▸ What is asked
Each line that includes the string "this" counts once; give the total and nothing else.
[Begin]
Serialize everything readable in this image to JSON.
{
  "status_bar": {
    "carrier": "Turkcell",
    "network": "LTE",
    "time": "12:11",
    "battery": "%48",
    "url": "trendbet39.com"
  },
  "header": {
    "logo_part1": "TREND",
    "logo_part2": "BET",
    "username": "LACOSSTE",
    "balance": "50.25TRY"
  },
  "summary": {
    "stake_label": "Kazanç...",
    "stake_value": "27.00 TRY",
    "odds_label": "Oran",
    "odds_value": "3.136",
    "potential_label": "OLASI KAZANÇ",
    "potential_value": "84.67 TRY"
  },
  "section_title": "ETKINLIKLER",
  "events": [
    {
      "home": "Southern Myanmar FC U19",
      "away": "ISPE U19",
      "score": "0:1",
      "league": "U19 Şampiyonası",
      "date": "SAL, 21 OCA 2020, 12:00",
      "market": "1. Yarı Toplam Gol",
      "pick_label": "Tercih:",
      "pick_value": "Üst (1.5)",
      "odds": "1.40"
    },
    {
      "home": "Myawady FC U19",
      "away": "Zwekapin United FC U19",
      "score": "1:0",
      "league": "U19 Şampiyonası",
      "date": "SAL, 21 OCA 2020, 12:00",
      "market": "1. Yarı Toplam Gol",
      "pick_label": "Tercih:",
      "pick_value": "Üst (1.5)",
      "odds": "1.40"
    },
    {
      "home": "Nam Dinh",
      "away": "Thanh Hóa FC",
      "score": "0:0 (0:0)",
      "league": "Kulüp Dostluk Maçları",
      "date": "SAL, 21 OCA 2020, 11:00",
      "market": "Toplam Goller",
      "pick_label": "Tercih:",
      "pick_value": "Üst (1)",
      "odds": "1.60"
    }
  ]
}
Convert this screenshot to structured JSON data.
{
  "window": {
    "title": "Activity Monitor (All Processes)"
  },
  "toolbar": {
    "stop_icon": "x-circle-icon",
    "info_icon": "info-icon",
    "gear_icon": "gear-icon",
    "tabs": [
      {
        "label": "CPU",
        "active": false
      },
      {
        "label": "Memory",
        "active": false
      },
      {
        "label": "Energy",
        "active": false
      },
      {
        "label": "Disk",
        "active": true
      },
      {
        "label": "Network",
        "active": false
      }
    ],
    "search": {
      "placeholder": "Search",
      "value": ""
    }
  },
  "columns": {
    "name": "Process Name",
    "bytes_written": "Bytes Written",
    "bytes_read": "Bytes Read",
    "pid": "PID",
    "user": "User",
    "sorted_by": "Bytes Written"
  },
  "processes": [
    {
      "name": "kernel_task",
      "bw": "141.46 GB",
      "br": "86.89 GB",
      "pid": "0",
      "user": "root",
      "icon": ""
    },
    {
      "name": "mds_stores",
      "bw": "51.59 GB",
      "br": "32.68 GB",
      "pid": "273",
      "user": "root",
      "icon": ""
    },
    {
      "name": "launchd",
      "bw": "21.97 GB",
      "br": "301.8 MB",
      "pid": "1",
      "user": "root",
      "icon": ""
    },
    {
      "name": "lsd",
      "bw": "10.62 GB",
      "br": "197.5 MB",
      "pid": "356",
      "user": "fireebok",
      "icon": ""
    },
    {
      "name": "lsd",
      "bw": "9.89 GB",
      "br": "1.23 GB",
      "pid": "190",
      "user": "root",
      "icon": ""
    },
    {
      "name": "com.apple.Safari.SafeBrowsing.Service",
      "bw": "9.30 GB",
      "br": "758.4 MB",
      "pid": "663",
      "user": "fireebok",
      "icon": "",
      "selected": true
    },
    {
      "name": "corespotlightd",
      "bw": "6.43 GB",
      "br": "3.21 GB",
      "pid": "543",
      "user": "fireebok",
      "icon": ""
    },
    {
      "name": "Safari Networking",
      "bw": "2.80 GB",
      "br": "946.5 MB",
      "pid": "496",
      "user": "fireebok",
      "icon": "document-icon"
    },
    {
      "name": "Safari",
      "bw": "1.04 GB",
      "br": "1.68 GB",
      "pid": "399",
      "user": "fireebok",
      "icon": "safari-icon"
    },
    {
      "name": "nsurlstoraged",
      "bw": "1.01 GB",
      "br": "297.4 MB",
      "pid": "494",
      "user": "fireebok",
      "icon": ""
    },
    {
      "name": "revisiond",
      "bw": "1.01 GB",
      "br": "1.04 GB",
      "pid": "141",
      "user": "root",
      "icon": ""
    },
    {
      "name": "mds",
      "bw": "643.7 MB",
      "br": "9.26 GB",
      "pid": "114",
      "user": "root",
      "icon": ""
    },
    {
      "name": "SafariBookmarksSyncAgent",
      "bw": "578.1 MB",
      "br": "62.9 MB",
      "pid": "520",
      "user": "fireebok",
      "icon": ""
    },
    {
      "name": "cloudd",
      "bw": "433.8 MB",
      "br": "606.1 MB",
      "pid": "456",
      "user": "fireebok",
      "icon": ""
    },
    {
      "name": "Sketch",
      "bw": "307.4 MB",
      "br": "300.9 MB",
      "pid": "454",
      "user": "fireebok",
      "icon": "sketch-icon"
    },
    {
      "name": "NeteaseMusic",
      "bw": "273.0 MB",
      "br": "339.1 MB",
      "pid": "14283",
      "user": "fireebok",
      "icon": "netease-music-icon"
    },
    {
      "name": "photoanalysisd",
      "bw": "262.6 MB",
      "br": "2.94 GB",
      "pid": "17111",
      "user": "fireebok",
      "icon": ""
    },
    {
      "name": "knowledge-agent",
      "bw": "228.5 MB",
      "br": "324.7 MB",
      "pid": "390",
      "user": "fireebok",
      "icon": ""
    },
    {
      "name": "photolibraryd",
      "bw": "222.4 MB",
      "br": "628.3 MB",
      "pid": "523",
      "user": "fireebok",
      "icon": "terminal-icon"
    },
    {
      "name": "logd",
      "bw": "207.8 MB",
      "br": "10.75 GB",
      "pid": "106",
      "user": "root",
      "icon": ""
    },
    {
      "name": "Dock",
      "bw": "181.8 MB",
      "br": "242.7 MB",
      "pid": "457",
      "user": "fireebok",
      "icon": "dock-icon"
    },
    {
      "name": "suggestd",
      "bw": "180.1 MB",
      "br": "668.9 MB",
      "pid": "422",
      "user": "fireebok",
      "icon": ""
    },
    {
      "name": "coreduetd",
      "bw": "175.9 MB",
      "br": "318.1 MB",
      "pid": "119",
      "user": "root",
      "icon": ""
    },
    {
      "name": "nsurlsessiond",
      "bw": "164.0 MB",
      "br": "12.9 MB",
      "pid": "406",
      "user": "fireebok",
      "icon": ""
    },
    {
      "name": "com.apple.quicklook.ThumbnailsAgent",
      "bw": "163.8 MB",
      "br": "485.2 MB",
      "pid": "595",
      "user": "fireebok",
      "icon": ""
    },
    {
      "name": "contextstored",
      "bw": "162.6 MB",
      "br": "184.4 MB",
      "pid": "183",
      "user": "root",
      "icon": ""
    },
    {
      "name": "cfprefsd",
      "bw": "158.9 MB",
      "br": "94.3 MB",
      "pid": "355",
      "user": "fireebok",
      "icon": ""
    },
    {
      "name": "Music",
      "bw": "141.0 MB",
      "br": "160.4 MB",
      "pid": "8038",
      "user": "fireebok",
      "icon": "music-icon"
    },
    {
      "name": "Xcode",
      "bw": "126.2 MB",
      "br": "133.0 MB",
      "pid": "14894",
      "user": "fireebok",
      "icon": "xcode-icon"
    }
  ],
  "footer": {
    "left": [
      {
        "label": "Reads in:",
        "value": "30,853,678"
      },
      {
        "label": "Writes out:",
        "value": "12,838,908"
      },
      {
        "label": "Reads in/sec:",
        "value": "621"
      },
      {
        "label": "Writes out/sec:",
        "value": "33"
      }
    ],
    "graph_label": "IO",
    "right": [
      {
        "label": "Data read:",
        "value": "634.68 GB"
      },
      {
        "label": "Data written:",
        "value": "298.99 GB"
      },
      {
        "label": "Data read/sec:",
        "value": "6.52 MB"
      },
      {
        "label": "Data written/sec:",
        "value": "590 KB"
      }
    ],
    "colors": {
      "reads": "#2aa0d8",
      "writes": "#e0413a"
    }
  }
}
[End]
▸ Written solution
2